>> start
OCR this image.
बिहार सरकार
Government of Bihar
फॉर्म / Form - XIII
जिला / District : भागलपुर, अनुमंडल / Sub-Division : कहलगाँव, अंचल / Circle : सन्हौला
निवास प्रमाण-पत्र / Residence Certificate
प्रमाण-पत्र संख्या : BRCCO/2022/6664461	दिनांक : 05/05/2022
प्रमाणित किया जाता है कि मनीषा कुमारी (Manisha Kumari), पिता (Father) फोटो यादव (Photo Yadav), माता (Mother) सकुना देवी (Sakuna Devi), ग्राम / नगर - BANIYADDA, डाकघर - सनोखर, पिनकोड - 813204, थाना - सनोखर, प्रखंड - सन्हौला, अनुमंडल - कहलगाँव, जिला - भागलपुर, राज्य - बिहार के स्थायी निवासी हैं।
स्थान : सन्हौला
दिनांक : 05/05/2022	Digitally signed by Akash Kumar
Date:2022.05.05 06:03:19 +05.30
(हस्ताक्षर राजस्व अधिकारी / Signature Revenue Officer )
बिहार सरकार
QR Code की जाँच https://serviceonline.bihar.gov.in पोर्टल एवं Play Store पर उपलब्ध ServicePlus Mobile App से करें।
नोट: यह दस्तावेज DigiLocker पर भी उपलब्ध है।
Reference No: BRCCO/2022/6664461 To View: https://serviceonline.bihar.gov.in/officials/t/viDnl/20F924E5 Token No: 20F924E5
>> end
▸ Exercise details: Search the entries for the word "BRCCO", then list each line that holds it.

▸ Response to this exercise:
प्रमाण-पत्र संख्या : BRCCO/2022/6664461	दिनांक : 05/05/2022
Reference No: BRCCO/2022/6664461 To View: https://serviceonline.bihar.gov.in/officials/t/viDnl/20F924E5 Token No: 20F924E5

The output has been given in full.